Reproduce all entries precisely as they are written.

━━━━━ Given entries ━━━━━

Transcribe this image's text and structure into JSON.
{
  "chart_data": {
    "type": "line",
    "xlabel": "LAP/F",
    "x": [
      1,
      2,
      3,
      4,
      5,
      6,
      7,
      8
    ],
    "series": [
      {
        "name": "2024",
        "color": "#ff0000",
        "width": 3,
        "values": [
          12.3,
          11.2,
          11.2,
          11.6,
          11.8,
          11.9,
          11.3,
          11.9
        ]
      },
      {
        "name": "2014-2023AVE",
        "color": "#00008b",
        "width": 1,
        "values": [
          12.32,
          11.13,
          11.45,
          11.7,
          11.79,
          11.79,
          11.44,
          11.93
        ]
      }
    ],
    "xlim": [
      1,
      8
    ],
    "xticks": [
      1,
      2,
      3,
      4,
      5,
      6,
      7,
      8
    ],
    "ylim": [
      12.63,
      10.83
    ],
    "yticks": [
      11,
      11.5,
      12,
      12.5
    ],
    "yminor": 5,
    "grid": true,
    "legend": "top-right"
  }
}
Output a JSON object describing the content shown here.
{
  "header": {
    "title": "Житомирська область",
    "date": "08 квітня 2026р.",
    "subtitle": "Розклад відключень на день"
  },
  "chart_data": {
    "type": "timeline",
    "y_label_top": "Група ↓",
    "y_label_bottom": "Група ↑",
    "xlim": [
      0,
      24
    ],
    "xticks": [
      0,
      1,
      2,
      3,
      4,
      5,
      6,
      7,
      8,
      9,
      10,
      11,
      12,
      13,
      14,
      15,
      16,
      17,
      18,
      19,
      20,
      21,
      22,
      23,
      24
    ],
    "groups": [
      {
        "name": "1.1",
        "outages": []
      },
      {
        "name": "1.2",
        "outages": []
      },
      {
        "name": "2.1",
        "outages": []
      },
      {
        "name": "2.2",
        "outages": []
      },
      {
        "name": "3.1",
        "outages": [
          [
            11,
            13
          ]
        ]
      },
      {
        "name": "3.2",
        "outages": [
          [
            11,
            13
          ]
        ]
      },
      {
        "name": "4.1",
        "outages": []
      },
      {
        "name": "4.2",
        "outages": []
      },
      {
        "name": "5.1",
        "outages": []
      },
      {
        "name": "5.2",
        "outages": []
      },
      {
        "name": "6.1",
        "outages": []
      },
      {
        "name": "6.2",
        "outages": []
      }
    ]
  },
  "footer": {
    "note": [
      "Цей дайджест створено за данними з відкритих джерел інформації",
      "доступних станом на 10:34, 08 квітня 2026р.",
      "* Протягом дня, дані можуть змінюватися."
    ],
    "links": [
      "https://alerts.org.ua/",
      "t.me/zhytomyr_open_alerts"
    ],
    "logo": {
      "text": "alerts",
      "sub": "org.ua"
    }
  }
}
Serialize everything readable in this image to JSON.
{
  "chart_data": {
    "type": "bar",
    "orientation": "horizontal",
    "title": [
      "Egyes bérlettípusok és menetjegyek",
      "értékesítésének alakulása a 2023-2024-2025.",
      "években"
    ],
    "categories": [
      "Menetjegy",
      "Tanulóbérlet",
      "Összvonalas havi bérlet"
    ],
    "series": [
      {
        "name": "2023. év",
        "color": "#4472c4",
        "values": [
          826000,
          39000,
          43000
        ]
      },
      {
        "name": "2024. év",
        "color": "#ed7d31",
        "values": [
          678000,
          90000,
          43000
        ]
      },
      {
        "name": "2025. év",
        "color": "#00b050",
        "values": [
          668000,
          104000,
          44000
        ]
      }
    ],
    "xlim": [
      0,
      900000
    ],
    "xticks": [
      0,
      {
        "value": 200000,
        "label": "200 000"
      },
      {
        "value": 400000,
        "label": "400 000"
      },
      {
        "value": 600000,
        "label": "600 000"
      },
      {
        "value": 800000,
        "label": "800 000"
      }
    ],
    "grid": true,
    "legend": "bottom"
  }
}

━━━━━

- **Result of the exercise**:
Transcribe this image's text and structure into JSON.
{
  "chart_data": {
    "type": "line",
    "xlabel": "LAP/F",
    "x": [
      1,
      2,
      3,
      4,
      5,
      6,
      7,
      8
    ],
    "series": [
      {
        "name": "2024",
        "color": "#ff0000",
        "width": 3,
        "values": [
          12.3,
          11.2,
          11.2,
          11.6,
          11.8,
          11.9,
          11.3,
          11.9
        ]
      },
      {
        "name": "2014-2023AVE",
        "color": "#00008b",
        "width": 1,
        "values": [
          12.32,
          11.13,
          11.45,
          11.7,
          11.79,
          11.79,
          11.44,
          11.93
        ]
      }
    ],
    "xlim": [
      1,
      8
    ],
    "xticks": [
      1,
      2,
      3,
      4,
      5,
      6,
      7,
      8
    ],
    "ylim": [
      12.63,
      10.83
    ],
    "yticks": [
      11,
      11.5,
      12,
      12.5
    ],
    "yminor": 5,
    "grid": true,
    "legend": "top-right"
  }
}
Output a JSON object describing the content shown here.
{
  "header": {
    "title": "Житомирська область",
    "date": "08 квітня 2026р.",
    "subtitle": "Розклад відключень на день"
  },
  "chart_data": {
    "type": "timeline",
    "y_label_top": "Група ↓",
    "y_label_bottom": "Група ↑",
    "xlim": [
      0,
      24
    ],
    "xticks": [
      0,
      1,
      2,
      3,
      4,
      5,
      6,
      7,
      8,
      9,
      10,
      11,
      12,
      13,
      14,
      15,
      16,
      17,
      18,
      19,
      20,
      21,
      22,
      23,
      24
    ],
    "groups": [
      {
        "name": "1.1",
        "outages": []
      },
      {
        "name": "1.2",
        "outages": []
      },
      {
        "name": "2.1",
        "outages": []
      },
      {
        "name": "2.2",
        "outages": []
      },
      {
        "name": "3.1",
        "outages": [
          [
            11,
            13
          ]
        ]
      },
      {
        "name": "3.2",
        "outages": [
          [
            11,
            13
          ]
        ]
      },
      {
        "name": "4.1",
        "outages": []
      },
      {
        "name": "4.2",
        "outages": []
      },
      {
        "name": "5.1",
        "outages": []
      },
      {
        "name": "5.2",
        "outages": []
      },
      {
        "name": "6.1",
        "outages": []
      },
      {
        "name": "6.2",
        "outages": []
      }
    ]
  },
  "footer": {
    "note": [
      "Цей дайджест створено за данними з відкритих джерел інформації",
      "доступних станом на 10:34, 08 квітня 2026р.",
      "* Протягом дня, дані можуть змінюватися."
    ],
    "links": [
      "https://alerts.org.ua/",
      "t.me/zhytomyr_open_alerts"
    ],
    "logo": {
      "text": "alerts",
      "sub": "org.ua"
    }
  }
}
Serialize everything readable in this image to JSON.
{
  "chart_data": {
    "type": "bar",
    "orientation": "horizontal",
    "title": [
      "Egyes bérlettípusok és menetjegyek",
      "értékesítésének alakulása a 2023-2024-2025.",
      "években"
    ],
    "categories": [
      "Menetjegy",
      "Tanulóbérlet",
      "Összvonalas havi bérlet"
    ],
    "series": [
      {
        "name": "2023. év",
        "color": "#4472c4",
        "values": [
          826000,
          39000,
          43000
        ]
      },
      {
        "name": "2024. év",
        "color": "#ed7d31",
        "values": [
          678000,
          90000,
          43000
        ]
      },
      {
        "name": "2025. év",
        "color": "#00b050",
        "values": [
          668000,
          104000,
          44000
        ]
      }
    ],
    "xlim": [
      0,
      900000
    ],
    "xticks": [
      0,
      {
        "value": 200000,
        "label": "200 000"
      },
      {
        "value": 400000,
        "label": "400 000"
      },
      {
        "value": 600000,
        "label": "600 000"
      },
      {
        "value": 800000,
        "label": "800 000"
      }
    ],
    "grid": true,
    "legend": "bottom"
  }
}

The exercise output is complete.